Entries with figure data:
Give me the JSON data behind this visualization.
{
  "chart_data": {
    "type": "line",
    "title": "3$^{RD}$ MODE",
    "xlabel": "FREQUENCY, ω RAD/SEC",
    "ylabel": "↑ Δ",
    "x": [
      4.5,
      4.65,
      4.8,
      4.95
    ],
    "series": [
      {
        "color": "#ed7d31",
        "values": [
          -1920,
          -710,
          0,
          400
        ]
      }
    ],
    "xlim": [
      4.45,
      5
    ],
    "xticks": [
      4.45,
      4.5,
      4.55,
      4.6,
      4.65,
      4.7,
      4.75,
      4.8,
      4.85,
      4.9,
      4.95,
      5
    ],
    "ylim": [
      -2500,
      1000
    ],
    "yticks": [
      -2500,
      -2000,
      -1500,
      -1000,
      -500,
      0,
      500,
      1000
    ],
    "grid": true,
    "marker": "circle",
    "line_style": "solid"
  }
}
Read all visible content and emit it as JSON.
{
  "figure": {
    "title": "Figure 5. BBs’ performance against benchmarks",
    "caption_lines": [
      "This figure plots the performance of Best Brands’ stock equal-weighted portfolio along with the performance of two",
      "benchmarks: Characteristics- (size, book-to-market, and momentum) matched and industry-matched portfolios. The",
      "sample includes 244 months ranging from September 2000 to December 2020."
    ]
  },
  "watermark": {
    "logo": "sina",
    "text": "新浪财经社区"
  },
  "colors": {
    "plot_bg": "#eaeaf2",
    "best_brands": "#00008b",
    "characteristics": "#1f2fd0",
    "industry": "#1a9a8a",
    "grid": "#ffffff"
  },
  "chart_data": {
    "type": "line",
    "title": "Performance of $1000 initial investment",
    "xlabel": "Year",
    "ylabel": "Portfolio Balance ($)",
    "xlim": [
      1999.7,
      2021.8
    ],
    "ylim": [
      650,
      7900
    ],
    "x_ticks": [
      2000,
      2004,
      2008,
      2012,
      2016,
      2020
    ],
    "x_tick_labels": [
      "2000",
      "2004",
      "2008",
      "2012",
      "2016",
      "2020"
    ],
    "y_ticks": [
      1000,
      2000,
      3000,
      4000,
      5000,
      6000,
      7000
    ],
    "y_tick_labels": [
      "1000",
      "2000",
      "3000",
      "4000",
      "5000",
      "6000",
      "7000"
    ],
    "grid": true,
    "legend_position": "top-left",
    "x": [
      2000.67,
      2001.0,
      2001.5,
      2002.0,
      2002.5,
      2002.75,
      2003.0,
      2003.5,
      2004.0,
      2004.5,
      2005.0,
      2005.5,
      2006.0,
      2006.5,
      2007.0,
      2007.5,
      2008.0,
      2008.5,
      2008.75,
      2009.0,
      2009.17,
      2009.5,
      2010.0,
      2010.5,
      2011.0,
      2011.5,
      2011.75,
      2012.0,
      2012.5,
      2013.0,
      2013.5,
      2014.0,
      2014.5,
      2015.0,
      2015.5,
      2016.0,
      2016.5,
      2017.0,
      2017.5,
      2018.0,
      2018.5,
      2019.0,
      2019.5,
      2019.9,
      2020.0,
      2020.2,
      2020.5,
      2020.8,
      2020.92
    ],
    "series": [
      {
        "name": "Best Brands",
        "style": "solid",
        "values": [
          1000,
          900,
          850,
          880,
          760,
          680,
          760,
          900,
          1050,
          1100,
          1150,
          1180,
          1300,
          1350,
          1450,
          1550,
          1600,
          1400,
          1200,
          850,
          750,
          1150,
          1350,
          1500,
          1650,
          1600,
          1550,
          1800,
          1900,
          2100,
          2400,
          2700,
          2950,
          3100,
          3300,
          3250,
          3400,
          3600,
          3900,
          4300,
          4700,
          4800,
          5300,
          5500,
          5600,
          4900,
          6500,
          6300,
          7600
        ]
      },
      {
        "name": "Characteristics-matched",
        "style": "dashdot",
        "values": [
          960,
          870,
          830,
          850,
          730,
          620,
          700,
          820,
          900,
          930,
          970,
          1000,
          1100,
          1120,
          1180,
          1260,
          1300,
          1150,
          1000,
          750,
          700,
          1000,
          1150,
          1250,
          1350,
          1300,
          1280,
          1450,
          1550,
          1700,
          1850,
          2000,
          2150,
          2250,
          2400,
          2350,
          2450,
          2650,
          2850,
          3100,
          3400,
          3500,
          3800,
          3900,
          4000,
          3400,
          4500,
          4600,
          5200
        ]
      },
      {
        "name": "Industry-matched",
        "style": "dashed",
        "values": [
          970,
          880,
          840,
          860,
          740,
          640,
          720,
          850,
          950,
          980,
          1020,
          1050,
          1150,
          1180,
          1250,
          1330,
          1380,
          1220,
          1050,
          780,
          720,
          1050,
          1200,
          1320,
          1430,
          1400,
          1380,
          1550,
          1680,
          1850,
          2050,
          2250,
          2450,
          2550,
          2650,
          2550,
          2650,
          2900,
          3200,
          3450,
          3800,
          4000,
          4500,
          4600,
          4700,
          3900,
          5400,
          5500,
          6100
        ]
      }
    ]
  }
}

### GIVEN INSTRUCTION
Transcribe each record exactly. Leave nothing out.

### FINISHED TASK
Give me the JSON data behind this visualization.
{
  "chart_data": {
    "type": "line",
    "title": "3$^{RD}$ MODE",
    "xlabel": "FREQUENCY, ω RAD/SEC",
    "ylabel": "↑ Δ",
    "x": [
      4.5,
      4.65,
      4.8,
      4.95
    ],
    "series": [
      {
        "color": "#ed7d31",
        "values": [
          -1920,
          -710,
          0,
          400
        ]
      }
    ],
    "xlim": [
      4.45,
      5
    ],
    "xticks": [
      4.45,
      4.5,
      4.55,
      4.6,
      4.65,
      4.7,
      4.75,
      4.8,
      4.85,
      4.9,
      4.95,
      5
    ],
    "ylim": [
      -2500,
      1000
    ],
    "yticks": [
      -2500,
      -2000,
      -1500,
      -1000,
      -500,
      0,
      500,
      1000
    ],
    "grid": true,
    "marker": "circle",
    "line_style": "solid"
  }
}
Read all visible content and emit it as JSON.
{
  "figure": {
    "title": "Figure 5. BBs’ performance against benchmarks",
    "caption_lines": [
      "This figure plots the performance of Best Brands’ stock equal-weighted portfolio along with the performance of two",
      "benchmarks: Characteristics- (size, book-to-market, and momentum) matched and industry-matched portfolios. The",
      "sample includes 244 months ranging from September 2000 to December 2020."
    ]
  },
  "watermark": {
    "logo": "sina",
    "text": "新浪财经社区"
  },
  "colors": {
    "plot_bg": "#eaeaf2",
    "best_brands": "#00008b",
    "characteristics": "#1f2fd0",
    "industry": "#1a9a8a",
    "grid": "#ffffff"
  },
  "chart_data": {
    "type": "line",
    "title": "Performance of $1000 initial investment",
    "xlabel": "Year",
    "ylabel": "Portfolio Balance ($)",
    "xlim": [
      1999.7,
      2021.8
    ],
    "ylim": [
      650,
      7900
    ],
    "x_ticks": [
      2000,
      2004,
      2008,
      2012,
      2016,
      2020
    ],
    "x_tick_labels": [
      "2000",
      "2004",
      "2008",
      "2012",
      "2016",
      "2020"
    ],
    "y_ticks": [
      1000,
      2000,
      3000,
      4000,
      5000,
      6000,
      7000
    ],
    "y_tick_labels": [
      "1000",
      "2000",
      "3000",
      "4000",
      "5000",
      "6000",
      "7000"
    ],
    "grid": true,
    "legend_position": "top-left",
    "x": [
      2000.67,
      2001.0,
      2001.5,
      2002.0,
      2002.5,
      2002.75,
      2003.0,
      2003.5,
      2004.0,
      2004.5,
      2005.0,
      2005.5,
      2006.0,
      2006.5,
      2007.0,
      2007.5,
      2008.0,
      2008.5,
      2008.75,
      2009.0,
      2009.17,
      2009.5,
      2010.0,
      2010.5,
      2011.0,
      2011.5,
      2011.75,
      2012.0,
      2012.5,
      2013.0,
      2013.5,
      2014.0,
      2014.5,
      2015.0,
      2015.5,
      2016.0,
      2016.5,
      2017.0,
      2017.5,
      2018.0,
      2018.5,
      2019.0,
      2019.5,
      2019.9,
      2020.0,
      2020.2,
      2020.5,
      2020.8,
      2020.92
    ],
    "series": [
      {
        "name": "Best Brands",
        "style": "solid",
        "values": [
          1000,
          900,
          850,
          880,
          760,
          680,
          760,
          900,
          1050,
          1100,
          1150,
          1180,
          1300,
          1350,
          1450,
          1550,
          1600,
          1400,
          1200,
          850,
          750,
          1150,
          1350,
          1500,
          1650,
          1600,
          1550,
          1800,
          1900,
          2100,
          2400,
          2700,
          2950,
          3100,
          3300,
          3250,
          3400,
          3600,
          3900,
          4300,
          4700,
          4800,
          5300,
          5500,
          5600,
          4900,
          6500,
          6300,
          7600
        ]
      },
      {
        "name": "Characteristics-matched",
        "style": "dashdot",
        "values": [
          960,
          870,
          830,
          850,
          730,
          620,
          700,
          820,
          900,
          930,
          970,
          1000,
          1100,
          1120,
          1180,
          1260,
          1300,
          1150,
          1000,
          750,
          700,
          1000,
          1150,
          1250,
          1350,
          1300,
          1280,
          1450,
          1550,
          1700,
          1850,
          2000,
          2150,
          2250,
          2400,
          2350,
          2450,
          2650,
          2850,
          3100,
          3400,
          3500,
          3800,
          3900,
          4000,
          3400,
          4500,
          4600,
          5200
        ]
      },
      {
        "name": "Industry-matched",
        "style": "dashed",
        "values": [
          970,
          880,
          840,
          860,
          740,
          640,
          720,
          850,
          950,
          980,
          1020,
          1050,
          1150,
          1180,
          1250,
          1330,
          1380,
          1220,
          1050,
          780,
          720,
          1050,
          1200,
          1320,
          1430,
          1400,
          1380,
          1550,
          1680,
          1850,
          2050,
          2250,
          2450,
          2550,
          2650,
          2550,
          2650,
          2900,
          3200,
          3450,
          3800,
          4000,
          4500,
          4600,
          4700,
          3900,
          5400,
          5500,
          6100
        ]
      }
    ]
  }
}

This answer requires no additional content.